
	### Chronological splits expose action-class shift

	Earlier all-feature action classifiers reach high macro-F1 on their local split, but the 12-task chronological action/subtask heads are much harder because later held-out windows include unseen labels.

	\| Metric \| Value \|
	\| --- \| ---: \|
	\| `all_feature_action_macro_f1` \| 0.9829 \|
	\| `suite_action_macro_f1` \| 0.0500 \|
	\| `suite_subtask_macro_f1` \| 0.0506 \|
	\| `unseen_action_test_classes` \| 4 \|

	Source: `results/episode_task_suite/summary_report.json`.

	Current scope: This split is useful for studying label shift; broad action-recognition conclusions need held-out episodes.

	### Small neural heads help dynamic and temporal probes

	The MLP heads substantially improve hand trajectory forecasting, temporal-order verification, and motion/visual synchronization.

────────

Work to complete ::
1/ In the results passage, how many unseen action test classes are reported?
2/ Reproduce the part of the results passage that opens with the words containing "Earlier all-feature action" and closes with "need held-out episodes.", renaming "held-out" as "reserved".
3/ Write what comes next in the results passage, picking up after its final sentence.

[Collected data entries]
────────

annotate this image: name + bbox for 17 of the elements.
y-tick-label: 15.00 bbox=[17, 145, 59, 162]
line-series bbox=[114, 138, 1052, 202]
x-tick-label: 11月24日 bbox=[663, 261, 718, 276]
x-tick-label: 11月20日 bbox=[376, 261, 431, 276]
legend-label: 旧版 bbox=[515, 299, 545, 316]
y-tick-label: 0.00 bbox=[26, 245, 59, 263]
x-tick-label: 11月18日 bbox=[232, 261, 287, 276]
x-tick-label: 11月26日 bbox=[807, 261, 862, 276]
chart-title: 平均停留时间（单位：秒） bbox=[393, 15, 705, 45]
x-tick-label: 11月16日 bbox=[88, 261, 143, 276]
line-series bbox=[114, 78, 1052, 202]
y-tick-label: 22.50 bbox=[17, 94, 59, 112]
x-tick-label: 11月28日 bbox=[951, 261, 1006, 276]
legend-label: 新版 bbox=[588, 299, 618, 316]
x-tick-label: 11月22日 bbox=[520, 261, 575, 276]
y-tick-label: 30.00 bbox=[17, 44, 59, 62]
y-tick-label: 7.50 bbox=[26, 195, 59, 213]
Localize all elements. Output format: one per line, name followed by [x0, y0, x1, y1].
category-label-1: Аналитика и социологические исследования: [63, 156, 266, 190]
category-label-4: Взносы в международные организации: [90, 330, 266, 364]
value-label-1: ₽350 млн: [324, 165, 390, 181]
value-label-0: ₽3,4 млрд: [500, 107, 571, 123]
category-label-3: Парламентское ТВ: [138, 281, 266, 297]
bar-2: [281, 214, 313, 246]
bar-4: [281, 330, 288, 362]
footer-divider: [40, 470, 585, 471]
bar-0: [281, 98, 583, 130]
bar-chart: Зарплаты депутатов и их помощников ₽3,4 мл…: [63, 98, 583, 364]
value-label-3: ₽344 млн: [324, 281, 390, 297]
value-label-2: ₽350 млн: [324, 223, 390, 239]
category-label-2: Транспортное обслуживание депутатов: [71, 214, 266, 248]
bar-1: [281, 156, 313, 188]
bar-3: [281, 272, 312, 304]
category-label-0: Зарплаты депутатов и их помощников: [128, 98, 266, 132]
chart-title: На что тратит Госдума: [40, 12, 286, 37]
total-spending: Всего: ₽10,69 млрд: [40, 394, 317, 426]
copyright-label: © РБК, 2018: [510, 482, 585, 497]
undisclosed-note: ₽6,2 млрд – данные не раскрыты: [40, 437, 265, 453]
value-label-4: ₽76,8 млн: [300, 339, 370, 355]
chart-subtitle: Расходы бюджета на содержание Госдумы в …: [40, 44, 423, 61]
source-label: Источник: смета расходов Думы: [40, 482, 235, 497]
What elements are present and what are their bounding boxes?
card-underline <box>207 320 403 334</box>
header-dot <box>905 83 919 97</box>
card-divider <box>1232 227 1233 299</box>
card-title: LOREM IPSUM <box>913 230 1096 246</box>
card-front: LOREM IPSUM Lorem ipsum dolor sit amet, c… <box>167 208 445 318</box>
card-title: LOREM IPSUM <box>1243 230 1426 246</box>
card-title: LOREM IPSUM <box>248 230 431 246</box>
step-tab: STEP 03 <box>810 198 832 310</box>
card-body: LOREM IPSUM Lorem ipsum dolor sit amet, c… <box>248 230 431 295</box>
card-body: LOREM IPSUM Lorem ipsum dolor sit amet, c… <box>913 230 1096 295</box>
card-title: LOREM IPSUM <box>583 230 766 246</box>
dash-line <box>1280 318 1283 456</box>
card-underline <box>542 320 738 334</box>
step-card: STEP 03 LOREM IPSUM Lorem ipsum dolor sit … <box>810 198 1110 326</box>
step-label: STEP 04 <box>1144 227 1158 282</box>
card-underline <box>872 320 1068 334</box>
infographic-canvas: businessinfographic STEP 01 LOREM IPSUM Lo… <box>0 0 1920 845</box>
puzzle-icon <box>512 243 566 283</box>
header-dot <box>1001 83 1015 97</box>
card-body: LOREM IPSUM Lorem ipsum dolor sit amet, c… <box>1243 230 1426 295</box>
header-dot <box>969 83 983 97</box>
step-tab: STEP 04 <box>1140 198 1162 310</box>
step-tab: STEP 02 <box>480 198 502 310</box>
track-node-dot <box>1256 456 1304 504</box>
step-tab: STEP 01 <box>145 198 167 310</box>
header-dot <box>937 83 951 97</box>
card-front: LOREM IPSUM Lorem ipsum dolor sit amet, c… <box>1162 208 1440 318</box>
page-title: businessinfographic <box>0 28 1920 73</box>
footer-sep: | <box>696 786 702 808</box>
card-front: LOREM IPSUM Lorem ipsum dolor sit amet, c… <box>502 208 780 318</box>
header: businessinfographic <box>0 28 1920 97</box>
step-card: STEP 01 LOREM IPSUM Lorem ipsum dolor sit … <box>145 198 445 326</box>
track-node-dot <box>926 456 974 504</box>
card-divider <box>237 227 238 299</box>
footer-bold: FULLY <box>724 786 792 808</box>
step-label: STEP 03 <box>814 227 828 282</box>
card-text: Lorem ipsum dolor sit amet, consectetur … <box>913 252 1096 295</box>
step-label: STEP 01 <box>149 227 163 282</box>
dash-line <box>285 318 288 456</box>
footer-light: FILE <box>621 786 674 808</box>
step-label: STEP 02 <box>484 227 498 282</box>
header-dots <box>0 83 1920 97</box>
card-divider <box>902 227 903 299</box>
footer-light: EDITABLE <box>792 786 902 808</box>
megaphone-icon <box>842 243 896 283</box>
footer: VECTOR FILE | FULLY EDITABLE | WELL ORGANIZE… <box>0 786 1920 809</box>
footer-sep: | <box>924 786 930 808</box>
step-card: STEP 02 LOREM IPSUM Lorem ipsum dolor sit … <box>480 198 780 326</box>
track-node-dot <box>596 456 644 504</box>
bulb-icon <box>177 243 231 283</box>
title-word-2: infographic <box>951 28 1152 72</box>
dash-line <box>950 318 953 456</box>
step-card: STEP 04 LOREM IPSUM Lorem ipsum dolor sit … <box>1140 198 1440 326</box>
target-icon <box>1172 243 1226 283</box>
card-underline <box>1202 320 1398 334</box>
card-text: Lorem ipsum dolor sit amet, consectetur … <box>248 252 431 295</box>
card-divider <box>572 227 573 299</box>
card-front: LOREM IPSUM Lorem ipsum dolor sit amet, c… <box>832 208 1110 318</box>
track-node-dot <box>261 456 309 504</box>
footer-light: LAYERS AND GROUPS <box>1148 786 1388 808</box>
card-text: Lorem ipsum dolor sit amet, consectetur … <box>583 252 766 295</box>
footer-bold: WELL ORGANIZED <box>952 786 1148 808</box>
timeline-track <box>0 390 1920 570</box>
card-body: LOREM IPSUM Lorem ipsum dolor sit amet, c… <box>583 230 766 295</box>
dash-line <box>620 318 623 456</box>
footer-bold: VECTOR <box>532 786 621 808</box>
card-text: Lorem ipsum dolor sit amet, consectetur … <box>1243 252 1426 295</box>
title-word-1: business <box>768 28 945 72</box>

────────

Answers by item ::
1/ Four unseen action test classes are reported.

2/
Earlier all-feature action classifiers reach high macro-F1 on their local split, but the 12-task chronological action/subtask heads are much harder because later reserved windows include unseen labels.

	\| Metric \| Value \|
	\| --- \| ---: \|
	\| `all_feature_action_macro_f1` \| 0.9829 \|
	\| `suite_action_macro_f1` \| 0.0500 \|
	\| `suite_subtask_macro_f1` \| 0.0506 \|
	\| `unseen_action_test_classes` \| 4 \|

	Source: `results/episode_task_suite/summary_report.json`.

	Current scope: This split is useful for studying label shift; broad action-recognition conclusions need reserved episodes.

3/
	\| Metric \| Value \|
	\| --- \| ---: \|
	\| `hand_mpjpe_minimal` \| 0.8647 \|
	\| `hand_mpjpe_neural` \| 0.1079 \|
	\| `hand_mpjpe_relative_improvement` \| 0.8753 \|
	\| `temporal_order_f1_minimal` \| 0.5400 \|
	\| `temporal_order_f1_neural` \| 0.8520 \|
	\| `misalignment_f1_minimal` \| 0.5052 \|
	\| `misalignment_f1_neural` \| 0.7153 \|

	Source: `results/episode_task_suite/neural_mlp/*/metrics.json`.

	Current scope: These gains are measured within one episode and are candidates for held-out-episode testing.

	### Retrieval and reconstruction remain the harder multimodal problems

	Ridge/cosine retrieval remains stronger than the neural projection on this sample, and cross-modal reconstruction still has negative R2.

	\| Metric \| Value \|
	\| --- \| ---: \|
	\| `retrieval_mrr_minimal` \| 0.2693 \|
	\| `retrieval_mrr_neural` \| 0.1300 \|
	\| `retrieval_top5_minimal` \| 0.3678 \|
	\| `reconstruction_r2_minimal` \| -0.0153 \|
	\| `reconstruction_r2_neural` \| -0.0102 \|

	Source: `results/episode_task_suite/cross_modal_retrieval/metrics.json`.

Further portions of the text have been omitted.